PROBLEM REQUIREMENTS: Take the listing and print it in full, exactly as given.

****************

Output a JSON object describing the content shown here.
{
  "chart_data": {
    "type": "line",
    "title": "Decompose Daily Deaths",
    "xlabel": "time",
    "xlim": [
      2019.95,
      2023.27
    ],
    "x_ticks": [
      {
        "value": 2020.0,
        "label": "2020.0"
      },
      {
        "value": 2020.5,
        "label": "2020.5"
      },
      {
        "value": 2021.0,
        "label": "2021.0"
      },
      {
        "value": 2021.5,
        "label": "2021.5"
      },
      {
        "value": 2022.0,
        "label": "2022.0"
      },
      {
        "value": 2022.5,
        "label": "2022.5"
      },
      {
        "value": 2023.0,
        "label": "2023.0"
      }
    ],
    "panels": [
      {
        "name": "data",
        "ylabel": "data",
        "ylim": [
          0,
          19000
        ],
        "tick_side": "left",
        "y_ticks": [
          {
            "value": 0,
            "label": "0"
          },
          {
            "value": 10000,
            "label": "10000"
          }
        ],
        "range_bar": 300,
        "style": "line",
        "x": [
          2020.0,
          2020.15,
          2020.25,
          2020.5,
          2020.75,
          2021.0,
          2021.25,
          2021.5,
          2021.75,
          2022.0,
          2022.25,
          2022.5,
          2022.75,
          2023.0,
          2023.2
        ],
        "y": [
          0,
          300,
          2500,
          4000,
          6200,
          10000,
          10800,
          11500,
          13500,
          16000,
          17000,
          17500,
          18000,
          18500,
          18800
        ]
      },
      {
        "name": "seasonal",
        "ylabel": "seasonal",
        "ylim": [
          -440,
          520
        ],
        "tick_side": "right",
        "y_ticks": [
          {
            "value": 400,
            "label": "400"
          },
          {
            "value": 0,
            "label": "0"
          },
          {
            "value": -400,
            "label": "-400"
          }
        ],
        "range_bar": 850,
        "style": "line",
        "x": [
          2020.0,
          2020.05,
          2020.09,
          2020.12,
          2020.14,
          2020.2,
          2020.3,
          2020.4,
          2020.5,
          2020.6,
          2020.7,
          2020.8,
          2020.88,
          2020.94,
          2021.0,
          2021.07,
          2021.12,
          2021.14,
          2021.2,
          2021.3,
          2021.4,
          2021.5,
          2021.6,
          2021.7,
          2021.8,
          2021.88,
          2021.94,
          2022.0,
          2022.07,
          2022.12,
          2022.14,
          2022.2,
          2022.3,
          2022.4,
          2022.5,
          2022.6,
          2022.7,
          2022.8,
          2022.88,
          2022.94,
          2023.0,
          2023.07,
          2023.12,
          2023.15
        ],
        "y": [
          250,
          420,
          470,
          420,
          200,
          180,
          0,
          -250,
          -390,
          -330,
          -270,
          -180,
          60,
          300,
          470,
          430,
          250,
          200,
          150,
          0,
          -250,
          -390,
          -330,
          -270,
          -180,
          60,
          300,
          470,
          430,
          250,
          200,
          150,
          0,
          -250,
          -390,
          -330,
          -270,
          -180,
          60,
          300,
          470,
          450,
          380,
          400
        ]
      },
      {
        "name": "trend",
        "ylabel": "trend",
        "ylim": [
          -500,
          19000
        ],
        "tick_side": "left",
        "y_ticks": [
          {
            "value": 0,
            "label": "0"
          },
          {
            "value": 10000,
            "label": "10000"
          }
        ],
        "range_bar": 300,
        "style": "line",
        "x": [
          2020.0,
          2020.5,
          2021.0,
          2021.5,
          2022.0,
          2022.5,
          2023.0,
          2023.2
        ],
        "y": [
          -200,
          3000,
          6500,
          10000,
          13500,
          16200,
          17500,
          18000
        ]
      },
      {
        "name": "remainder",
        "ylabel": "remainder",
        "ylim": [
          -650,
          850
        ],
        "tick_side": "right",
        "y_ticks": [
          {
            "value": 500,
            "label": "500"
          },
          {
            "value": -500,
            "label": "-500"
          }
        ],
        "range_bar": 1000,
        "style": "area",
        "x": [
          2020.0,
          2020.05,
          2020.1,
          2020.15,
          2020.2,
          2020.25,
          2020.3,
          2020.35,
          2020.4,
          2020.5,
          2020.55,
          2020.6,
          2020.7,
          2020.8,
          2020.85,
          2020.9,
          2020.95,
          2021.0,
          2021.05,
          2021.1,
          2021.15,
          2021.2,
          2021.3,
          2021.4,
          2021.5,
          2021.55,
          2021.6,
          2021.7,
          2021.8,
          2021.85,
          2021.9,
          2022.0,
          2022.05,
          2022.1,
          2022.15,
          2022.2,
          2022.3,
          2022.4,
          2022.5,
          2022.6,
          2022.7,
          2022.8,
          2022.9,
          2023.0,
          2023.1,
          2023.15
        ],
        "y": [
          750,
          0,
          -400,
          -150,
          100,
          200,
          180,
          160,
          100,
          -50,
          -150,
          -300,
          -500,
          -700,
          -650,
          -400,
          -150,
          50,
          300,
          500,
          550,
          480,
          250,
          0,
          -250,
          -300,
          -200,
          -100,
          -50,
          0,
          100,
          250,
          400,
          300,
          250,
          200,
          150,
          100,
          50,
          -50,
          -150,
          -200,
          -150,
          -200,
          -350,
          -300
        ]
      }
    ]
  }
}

****************

OUTPUT FOR THIS EXERCISE:
Output a JSON object describing the content shown here.
{
  "chart_data": {
    "type": "line",
    "title": "Decompose Daily Deaths",
    "xlabel": "time",
    "xlim": [
      2019.95,
      2023.27
    ],
    "x_ticks": [
      {
        "value": 2020.0,
        "label": "2020.0"
      },
      {
        "value": 2020.5,
        "label": "2020.5"
      },
      {
        "value": 2021.0,
        "label": "2021.0"
      },
      {
        "value": 2021.5,
        "label": "2021.5"
      },
      {
        "value": 2022.0,
        "label": "2022.0"
      },
      {
        "value": 2022.5,
        "label": "2022.5"
      },
      {
        "value": 2023.0,
        "label": "2023.0"
      }
    ],
    "panels": [
      {
        "name": "data",
        "ylabel": "data",
        "ylim": [
          0,
          19000
        ],
        "tick_side": "left",
        "y_ticks": [
          {
            "value": 0,
            "label": "0"
          },
          {
            "value": 10000,
            "label": "10000"
          }
        ],
        "range_bar": 300,
        "style": "line",
        "x": [
          2020.0,
          2020.15,
          2020.25,
          2020.5,
          2020.75,
          2021.0,
          2021.25,
          2021.5,
          2021.75,
          2022.0,
          2022.25,
          2022.5,
          2022.75,
          2023.0,
          2023.2
        ],
        "y": [
          0,
          300,
          2500,
          4000,
          6200,
          10000,
          10800,
          11500,
          13500,
          16000,
          17000,
          17500,
          18000,
          18500,
          18800
        ]
      },
      {
        "name": "seasonal",
        "ylabel": "seasonal",
        "ylim": [
          -440,
          520
        ],
        "tick_side": "right",
        "y_ticks": [
          {
            "value": 400,
            "label": "400"
          },
          {
            "value": 0,
            "label": "0"
          },
          {
            "value": -400,
            "label": "-400"
          }
        ],
        "range_bar": 850,
        "style": "line",
        "x": [
          2020.0,
          2020.05,
          2020.09,
          2020.12,
          2020.14,
          2020.2,
          2020.3,
          2020.4,
          2020.5,
          2020.6,
          2020.7,
          2020.8,
          2020.88,
          2020.94,
          2021.0,
          2021.07,
          2021.12,
          2021.14,
          2021.2,
          2021.3,
          2021.4,
          2021.5,
          2021.6,
          2021.7,
          2021.8,
          2021.88,
          2021.94,
          2022.0,
          2022.07,
          2022.12,
          2022.14,
          2022.2,
          2022.3,
          2022.4,
          2022.5,
          2022.6,
          2022.7,
          2022.8,
          2022.88,
          2022.94,
          2023.0,
          2023.07,
          2023.12,
          2023.15
        ],
        "y": [
          250,
          420,
          470,
          420,
          200,
          180,
          0,
          -250,
          -390,
          -330,
          -270,
          -180,
          60,
          300,
          470,
          430,
          250,
          200,
          150,
          0,
          -250,
          -390,
          -330,
          -270,
          -180,
          60,
          300,
          470,
          430,
          250,
          200,
          150,
          0,
          -250,
          -390,
          -330,
          -270,
          -180,
          60,
          300,
          470,
          450,
          380,
          400
        ]
      },
      {
        "name": "trend",
        "ylabel": "trend",
        "ylim": [
          -500,
          19000
        ],
        "tick_side": "left",
        "y_ticks": [
          {
            "value": 0,
            "label": "0"
          },
          {
            "value": 10000,
            "label": "10000"
          }
        ],
        "range_bar": 300,
        "style": "line",
        "x": [
          2020.0,
          2020.5,
          2021.0,
          2021.5,
          2022.0,
          2022.5,
          2023.0,
          2023.2
        ],
        "y": [
          -200,
          3000,
          6500,
          10000,
          13500,
          16200,
          17500,
          18000
        ]
      },
      {
        "name": "remainder",
        "ylabel": "remainder",
        "ylim": [
          -650,
          850
        ],
        "tick_side": "right",
        "y_ticks": [
          {
            "value": 500,
            "label": "500"
          },
          {
            "value": -500,
            "label": "-500"
          }
        ],
        "range_bar": 1000,
        "style": "area",
        "x": [
          2020.0,
          2020.05,
          2020.1,
          2020.15,
          2020.2,
          2020.25,
          2020.3,
          2020.35,
          2020.4,
          2020.5,
          2020.55,
          2020.6,
          2020.7,
          2020.8,
          2020.85,
          2020.9,
          2020.95,
          2021.0,
          2021.05,
          2021.1,
          2021.15,
          2021.2,
          2021.3,
          2021.4,
          2021.5,
          2021.55,
          2021.6,
          2021.7,
          2021.8,
          2021.85,
          2021.9,
          2022.0,
          2022.05,
          2022.1,
          2022.15,
          2022.2,
          2022.3,
          2022.4,
          2022.5,
          2022.6,
          2022.7,
          2022.8,
          2022.9,
          2023.0,
          2023.1,
          2023.15
        ],
        "y": [
          750,
          0,
          -400,
          -150,
          100,
          200,
          180,
          160,
          100,
          -50,
          -150,
          -300,
          -500,
          -700,
          -650,
          -400,
          -150,
          50,
          300,
          500,
          550,
          480,
          250,
          0,
          -250,
          -300,
          -200,
          -100,
          -50,
          0,
          100,
          250,
          400,
          300,
          250,
          200,
          150,
          100,
          50,
          -50,
          -150,
          -200,
          -150,
          -200,
          -350,
          -300
        ]
      }
    ]
  }
}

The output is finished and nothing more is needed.